-- START DATA EXCERPTS --

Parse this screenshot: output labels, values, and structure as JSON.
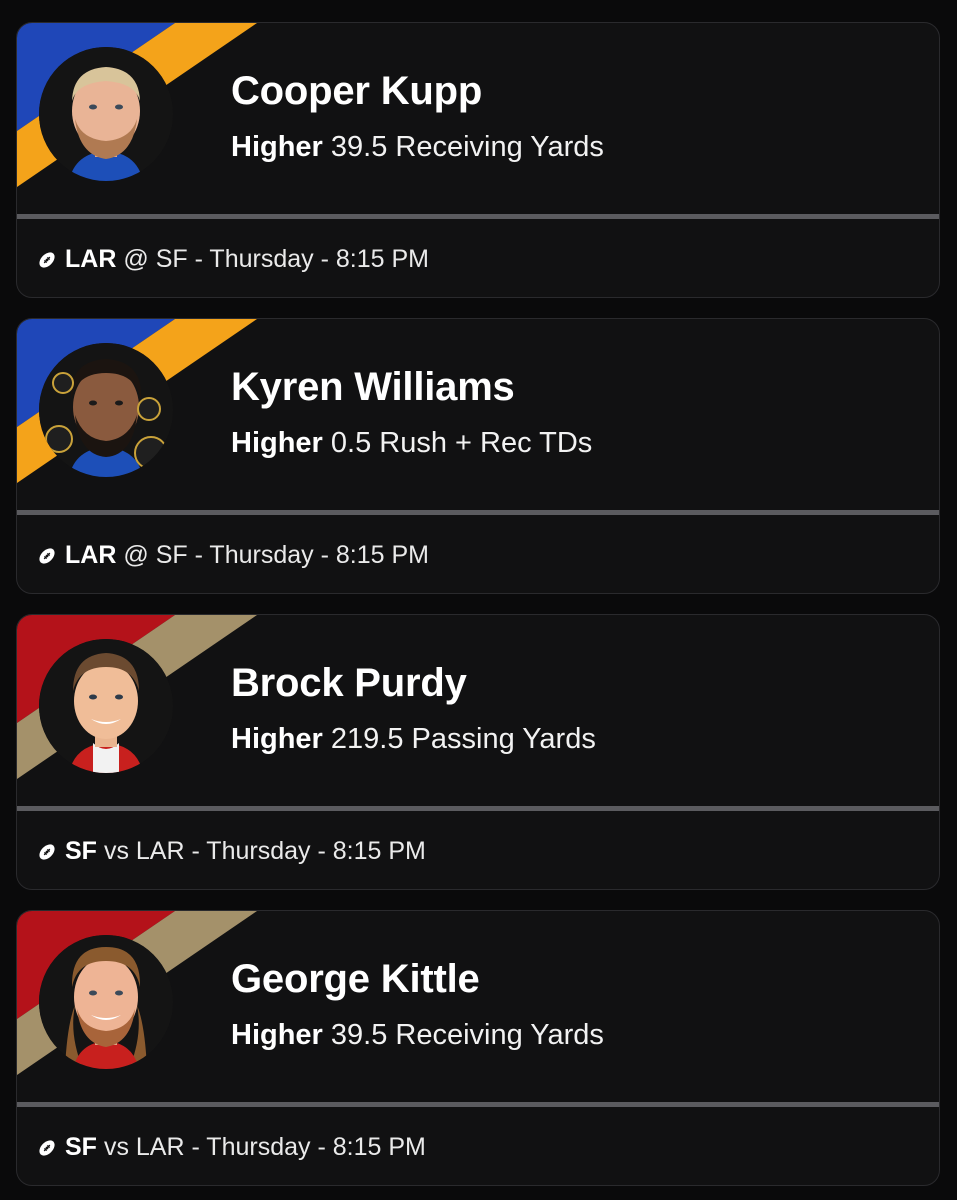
{
  "cards": [
    {
      "player": "Cooper Kupp",
      "direction": "Higher",
      "line": "39.5 Receiving Yards",
      "team": "LAR",
      "matchup": "@ SF - Thursday - 8:15 PM",
      "icon": "football-icon",
      "colors": {
        "stripe1": "#1f47b8",
        "stripe2": "#f4a31a",
        "jersey": "#1d4fb8"
      }
    },
    {
      "player": "Kyren Williams",
      "direction": "Higher",
      "line": "0.5 Rush + Rec TDs",
      "team": "LAR",
      "matchup": "@ SF - Thursday - 8:15 PM",
      "icon": "football-icon",
      "colors": {
        "stripe1": "#1f47b8",
        "stripe2": "#f4a31a",
        "jersey": "#1d4fb8"
      }
    },
    {
      "player": "Brock Purdy",
      "direction": "Higher",
      "line": "219.5 Passing Yards",
      "team": "SF",
      "matchup": "vs LAR - Thursday - 8:15 PM",
      "icon": "football-icon",
      "colors": {
        "stripe1": "#b4121a",
        "stripe2": "#a4916a",
        "jersey": "#c8201e"
      }
    },
    {
      "player": "George Kittle",
      "direction": "Higher",
      "line": "39.5 Receiving Yards",
      "team": "SF",
      "matchup": "vs LAR - Thursday - 8:15 PM",
      "icon": "football-icon",
      "colors": {
        "stripe1": "#b4121a",
        "stripe2": "#a4916a",
        "jersey": "#c8201e"
      }
    }
  ]
}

-- END DATA EXCERPTS --

## PROBLEM TO SOLVE:
Make an exact copy of all the material, but keep the pictures out of it.

## FULL SOLUTION:
Parse this screenshot: output labels, values, and structure as JSON.
{
  "cards": [
    {
      "player": "Cooper Kupp",
      "direction": "Higher",
      "line": "39.5 Receiving Yards",
      "team": "LAR",
      "matchup": "@ SF - Thursday - 8:15 PM",
      "icon": "football-icon",
      "colors": {
        "stripe1": "#1f47b8",
        "stripe2": "#f4a31a",
        "jersey": "#1d4fb8"
      }
    },
    {
      "player": "Kyren Williams",
      "direction": "Higher",
      "line": "0.5 Rush + Rec TDs",
      "team": "LAR",
      "matchup": "@ SF - Thursday - 8:15 PM",
      "icon": "football-icon",
      "colors": {
        "stripe1": "#1f47b8",
        "stripe2": "#f4a31a",
        "jersey": "#1d4fb8"
      }
    },
    {
      "player": "Brock Purdy",
      "direction": "Higher",
      "line": "219.5 Passing Yards",
      "team": "SF",
      "matchup": "vs LAR - Thursday - 8:15 PM",
      "icon": "football-icon",
      "colors": {
        "stripe1": "#b4121a",
        "stripe2": "#a4916a",
        "jersey": "#c8201e"
      }
    },
    {
      "player": "George Kittle",
      "direction": "Higher",
      "line": "39.5 Receiving Yards",
      "team": "SF",
      "matchup": "vs LAR - Thursday - 8:15 PM",
      "icon": "football-icon",
      "colors": {
        "stripe1": "#b4121a",
        "stripe2": "#a4916a",
        "jersey": "#c8201e"
      }
    }
  ]
}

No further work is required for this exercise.